Start DATASET EXTRACT

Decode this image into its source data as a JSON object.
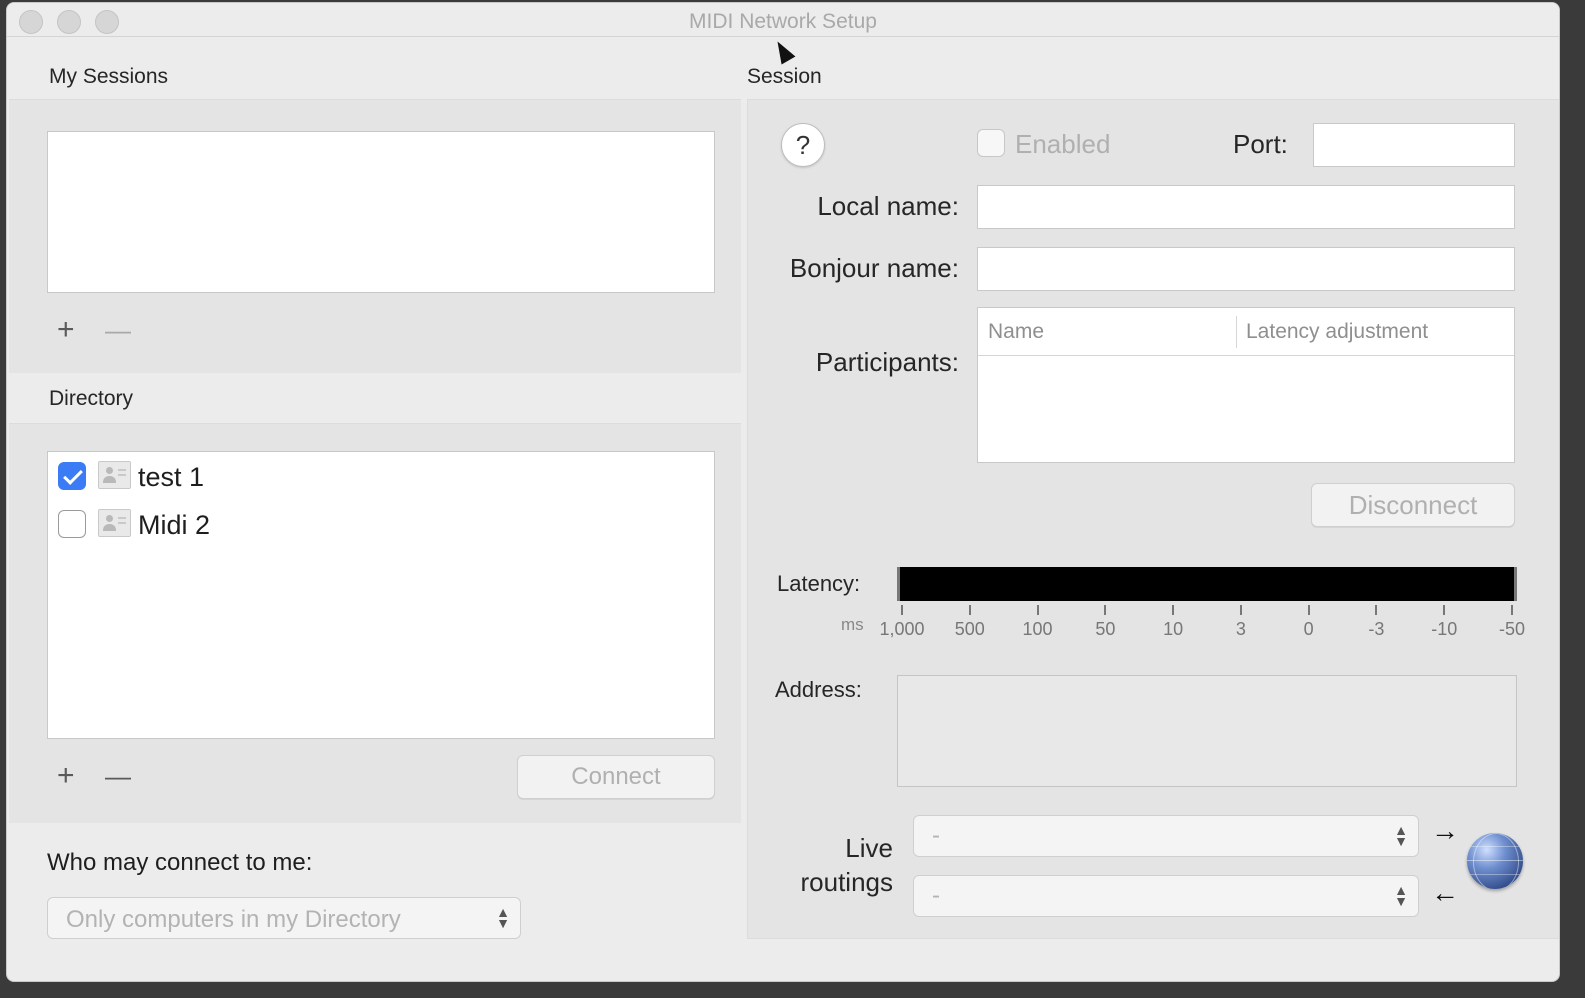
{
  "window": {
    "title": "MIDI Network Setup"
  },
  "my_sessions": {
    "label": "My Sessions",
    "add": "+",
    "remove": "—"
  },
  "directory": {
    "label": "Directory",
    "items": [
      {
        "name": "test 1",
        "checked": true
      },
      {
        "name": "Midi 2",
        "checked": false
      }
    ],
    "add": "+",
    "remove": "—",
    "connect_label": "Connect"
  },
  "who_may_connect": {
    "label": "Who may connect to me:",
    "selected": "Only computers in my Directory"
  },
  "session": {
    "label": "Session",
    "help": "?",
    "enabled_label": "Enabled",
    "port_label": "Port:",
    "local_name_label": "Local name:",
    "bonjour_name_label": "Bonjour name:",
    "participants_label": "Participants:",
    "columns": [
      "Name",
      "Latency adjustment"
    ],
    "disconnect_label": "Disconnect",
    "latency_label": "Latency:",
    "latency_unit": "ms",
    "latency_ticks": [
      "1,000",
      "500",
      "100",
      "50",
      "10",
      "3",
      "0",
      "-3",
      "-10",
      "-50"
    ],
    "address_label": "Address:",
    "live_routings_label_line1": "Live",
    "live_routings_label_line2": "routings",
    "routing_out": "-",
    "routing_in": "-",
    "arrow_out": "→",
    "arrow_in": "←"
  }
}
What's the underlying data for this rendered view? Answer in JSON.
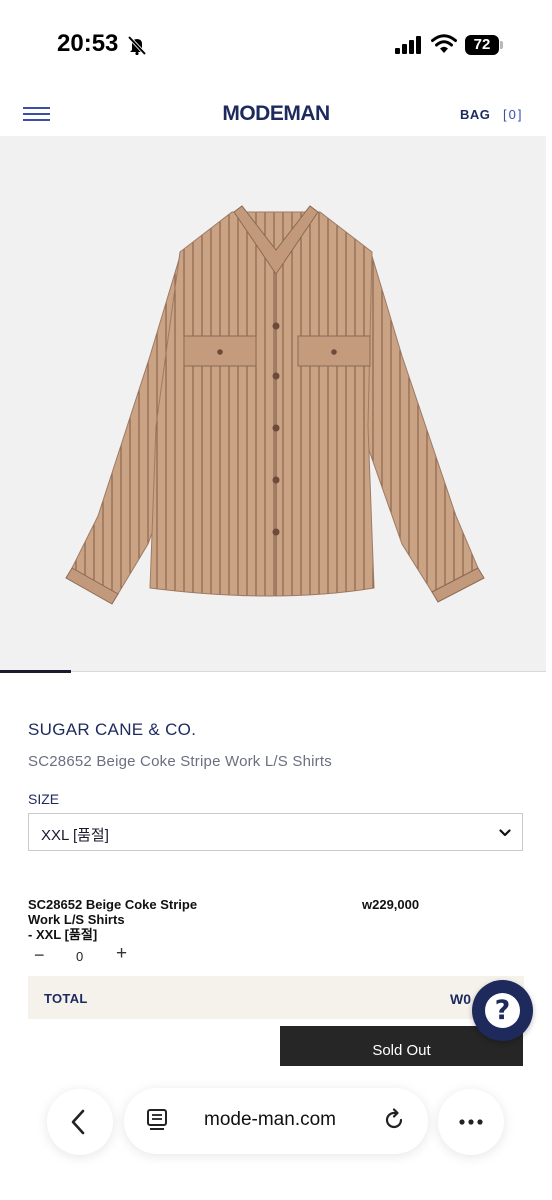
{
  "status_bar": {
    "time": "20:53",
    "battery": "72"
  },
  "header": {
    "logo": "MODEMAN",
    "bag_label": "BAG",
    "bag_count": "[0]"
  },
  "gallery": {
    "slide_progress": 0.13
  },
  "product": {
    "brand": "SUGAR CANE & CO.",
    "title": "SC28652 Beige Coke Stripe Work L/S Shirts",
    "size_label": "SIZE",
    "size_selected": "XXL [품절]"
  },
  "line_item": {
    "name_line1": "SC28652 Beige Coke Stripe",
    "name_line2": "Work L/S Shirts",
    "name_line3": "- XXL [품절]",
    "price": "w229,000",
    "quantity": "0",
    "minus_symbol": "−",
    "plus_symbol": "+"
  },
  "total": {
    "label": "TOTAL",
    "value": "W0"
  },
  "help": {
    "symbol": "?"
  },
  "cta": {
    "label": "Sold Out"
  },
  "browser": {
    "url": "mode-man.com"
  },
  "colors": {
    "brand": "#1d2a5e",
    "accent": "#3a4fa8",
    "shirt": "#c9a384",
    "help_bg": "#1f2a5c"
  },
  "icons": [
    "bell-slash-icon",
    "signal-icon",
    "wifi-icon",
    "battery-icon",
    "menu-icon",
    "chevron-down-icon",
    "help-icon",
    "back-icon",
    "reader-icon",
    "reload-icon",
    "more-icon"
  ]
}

End DATASET EXTRACT
Start DATASET EXTRACT

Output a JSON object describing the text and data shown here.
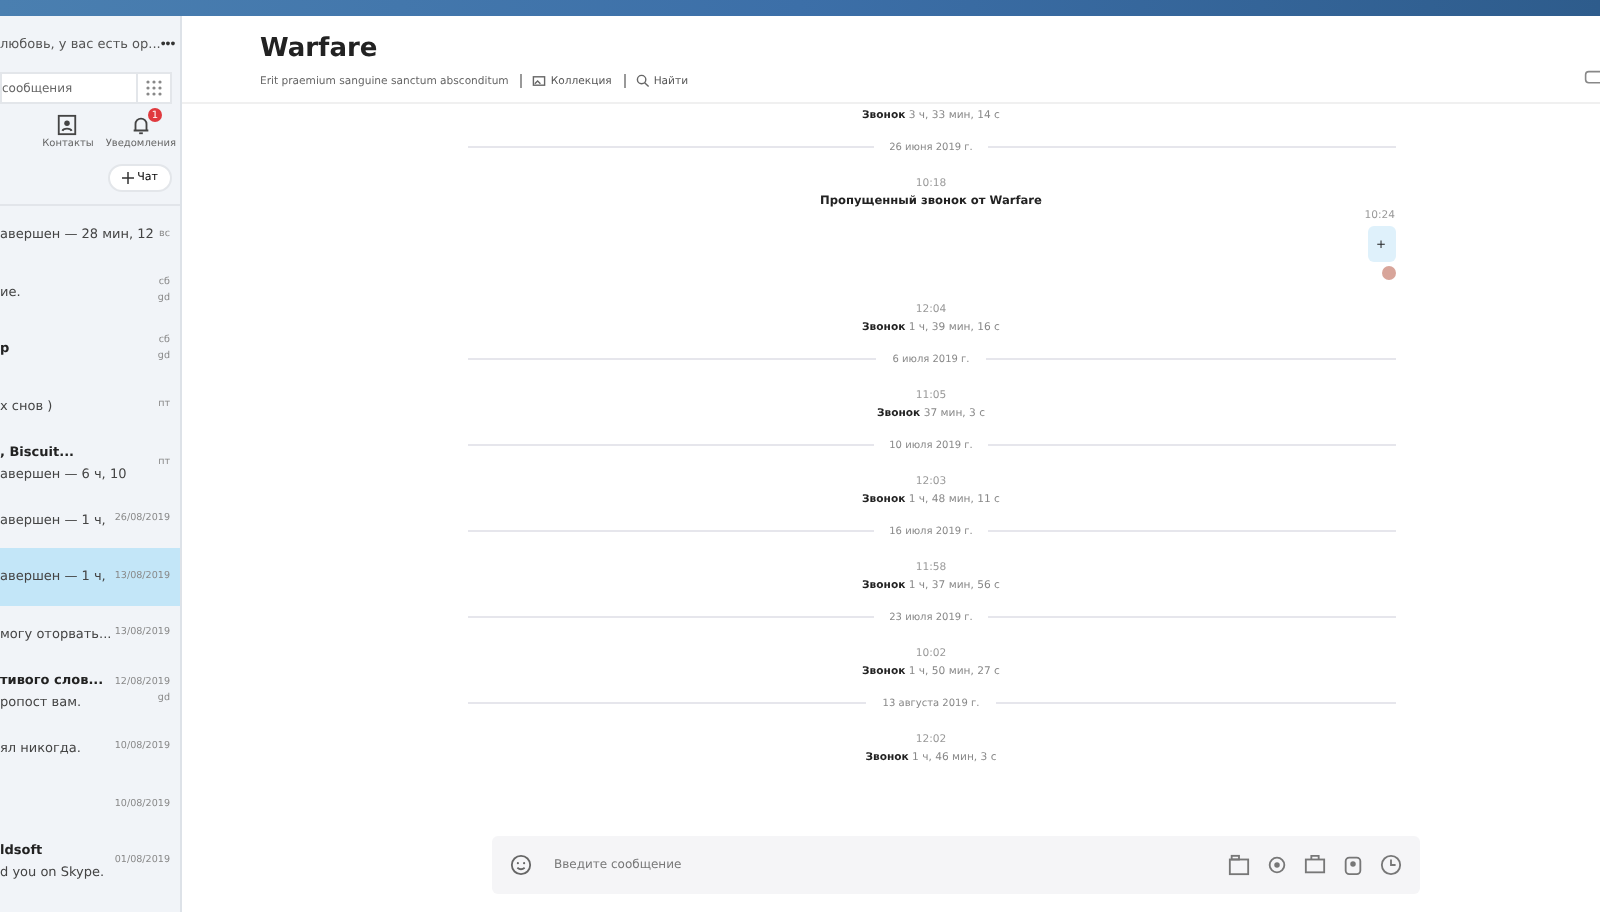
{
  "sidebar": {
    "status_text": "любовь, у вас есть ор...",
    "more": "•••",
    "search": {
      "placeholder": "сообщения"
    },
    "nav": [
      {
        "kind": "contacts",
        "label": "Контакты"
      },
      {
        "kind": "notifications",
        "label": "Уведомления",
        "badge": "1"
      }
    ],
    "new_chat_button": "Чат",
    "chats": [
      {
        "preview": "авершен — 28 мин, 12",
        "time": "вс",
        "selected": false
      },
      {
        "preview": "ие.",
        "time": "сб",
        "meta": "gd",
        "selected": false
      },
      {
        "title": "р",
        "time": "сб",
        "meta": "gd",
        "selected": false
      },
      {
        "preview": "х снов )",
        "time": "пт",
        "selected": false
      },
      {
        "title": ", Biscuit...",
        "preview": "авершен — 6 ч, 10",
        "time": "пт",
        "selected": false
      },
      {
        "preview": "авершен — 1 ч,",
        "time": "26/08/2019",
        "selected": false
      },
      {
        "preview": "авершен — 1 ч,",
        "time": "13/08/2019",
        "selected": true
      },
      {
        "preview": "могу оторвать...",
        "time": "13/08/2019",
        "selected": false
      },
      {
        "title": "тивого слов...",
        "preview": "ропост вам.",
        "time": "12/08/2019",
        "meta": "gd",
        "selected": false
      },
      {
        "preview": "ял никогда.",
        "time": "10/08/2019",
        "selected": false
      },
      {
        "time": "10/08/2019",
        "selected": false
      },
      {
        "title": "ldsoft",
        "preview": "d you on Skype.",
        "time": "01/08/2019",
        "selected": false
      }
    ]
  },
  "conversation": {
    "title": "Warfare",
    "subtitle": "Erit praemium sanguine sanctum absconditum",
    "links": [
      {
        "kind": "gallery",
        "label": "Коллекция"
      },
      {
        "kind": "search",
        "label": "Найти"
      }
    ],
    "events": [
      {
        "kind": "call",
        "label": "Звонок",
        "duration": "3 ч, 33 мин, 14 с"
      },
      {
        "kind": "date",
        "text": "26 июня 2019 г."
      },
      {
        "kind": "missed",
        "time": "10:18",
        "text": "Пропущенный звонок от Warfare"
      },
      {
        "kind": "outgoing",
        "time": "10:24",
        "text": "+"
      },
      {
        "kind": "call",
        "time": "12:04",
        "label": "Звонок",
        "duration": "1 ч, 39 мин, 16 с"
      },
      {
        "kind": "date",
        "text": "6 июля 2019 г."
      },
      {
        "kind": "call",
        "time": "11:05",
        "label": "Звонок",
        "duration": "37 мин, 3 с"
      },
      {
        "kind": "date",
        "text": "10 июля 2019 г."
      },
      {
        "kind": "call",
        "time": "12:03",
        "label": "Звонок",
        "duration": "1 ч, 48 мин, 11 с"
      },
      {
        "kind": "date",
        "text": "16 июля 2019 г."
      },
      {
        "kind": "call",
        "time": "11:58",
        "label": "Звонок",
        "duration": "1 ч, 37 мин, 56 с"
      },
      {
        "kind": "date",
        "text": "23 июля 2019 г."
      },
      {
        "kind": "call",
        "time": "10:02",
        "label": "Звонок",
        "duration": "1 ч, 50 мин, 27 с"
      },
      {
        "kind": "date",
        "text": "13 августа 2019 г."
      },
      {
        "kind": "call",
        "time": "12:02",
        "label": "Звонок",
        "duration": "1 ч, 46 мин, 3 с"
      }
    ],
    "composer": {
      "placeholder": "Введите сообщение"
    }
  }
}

End DATASET EXTRACT
Start DATASET EXTRACT

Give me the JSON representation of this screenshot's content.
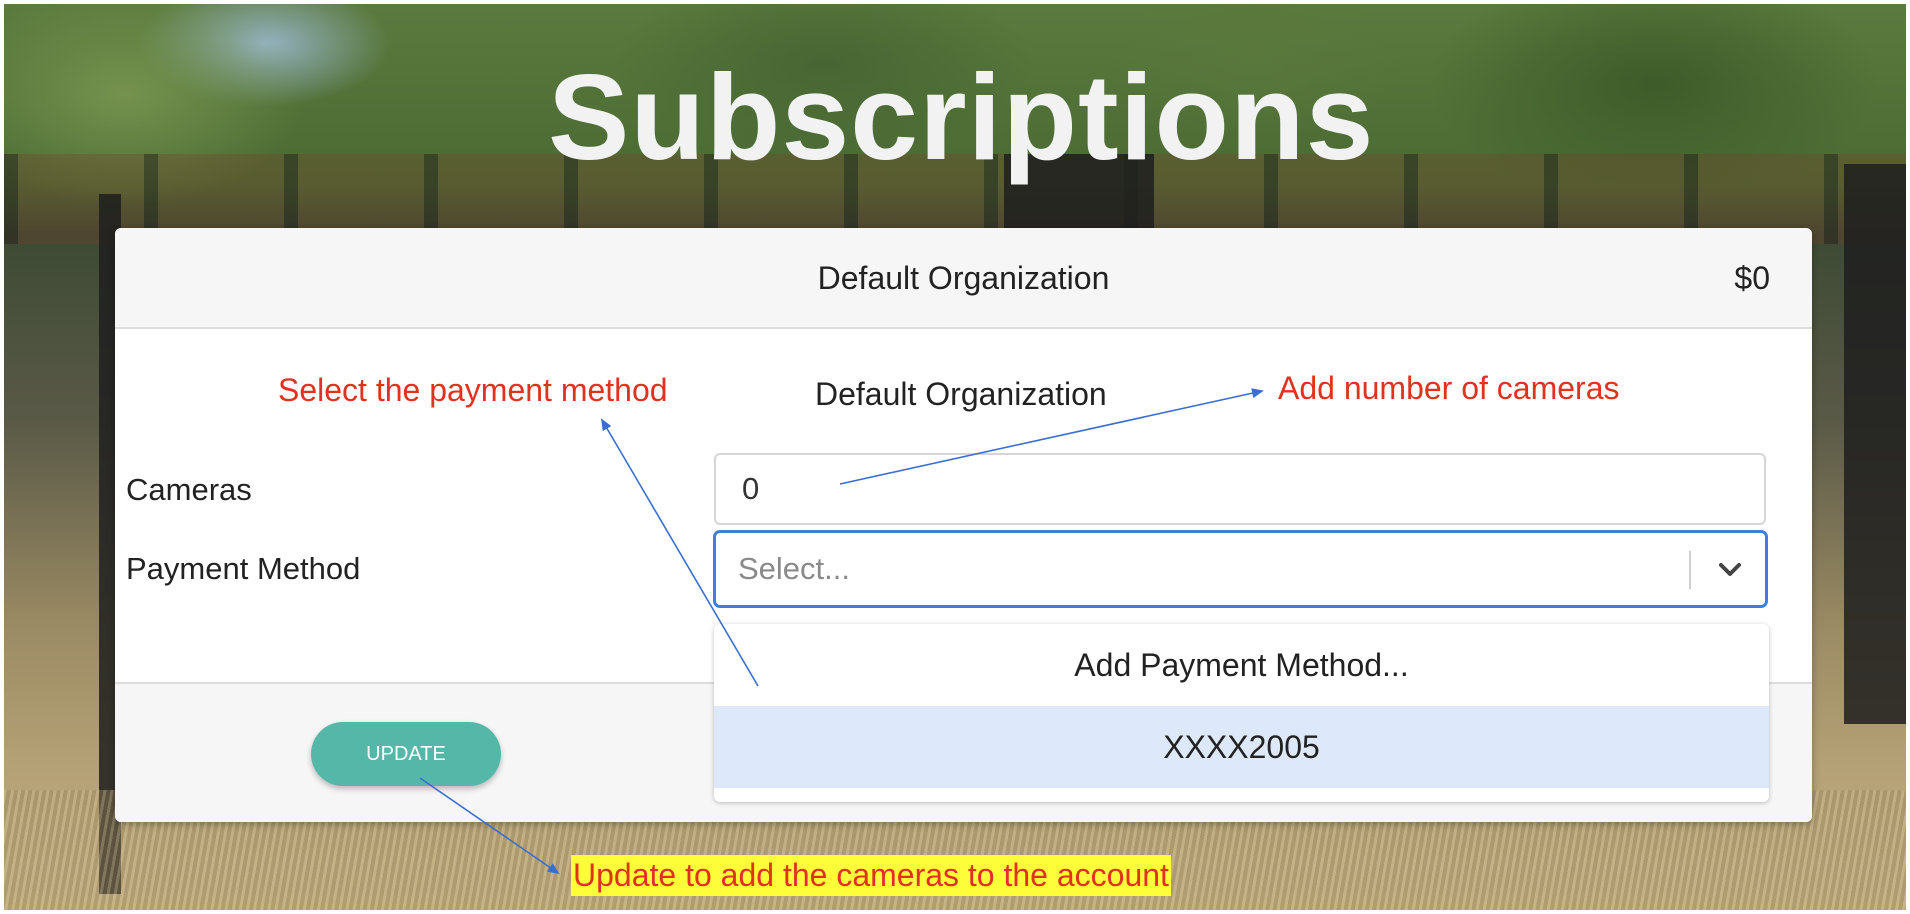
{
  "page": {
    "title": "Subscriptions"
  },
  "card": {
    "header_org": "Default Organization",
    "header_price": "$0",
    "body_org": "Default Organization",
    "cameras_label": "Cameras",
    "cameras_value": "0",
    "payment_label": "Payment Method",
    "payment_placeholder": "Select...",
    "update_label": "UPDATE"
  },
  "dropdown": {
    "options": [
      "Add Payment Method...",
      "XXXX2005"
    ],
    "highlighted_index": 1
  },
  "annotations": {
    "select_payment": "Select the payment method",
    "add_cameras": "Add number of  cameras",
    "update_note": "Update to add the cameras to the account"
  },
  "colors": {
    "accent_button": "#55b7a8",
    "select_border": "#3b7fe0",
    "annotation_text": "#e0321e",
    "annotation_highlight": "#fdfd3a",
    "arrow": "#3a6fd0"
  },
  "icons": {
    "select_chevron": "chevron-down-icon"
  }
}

End DATASET EXTRACT

→ PROMPT
Copy out every line that includes the word "Stripe".

→ EXPECTED ANSWER
    "title": "SC28652 Beige Coke Stripe Work L/S Shirts",
    "name_line1": "SC28652 Beige Coke Stripe",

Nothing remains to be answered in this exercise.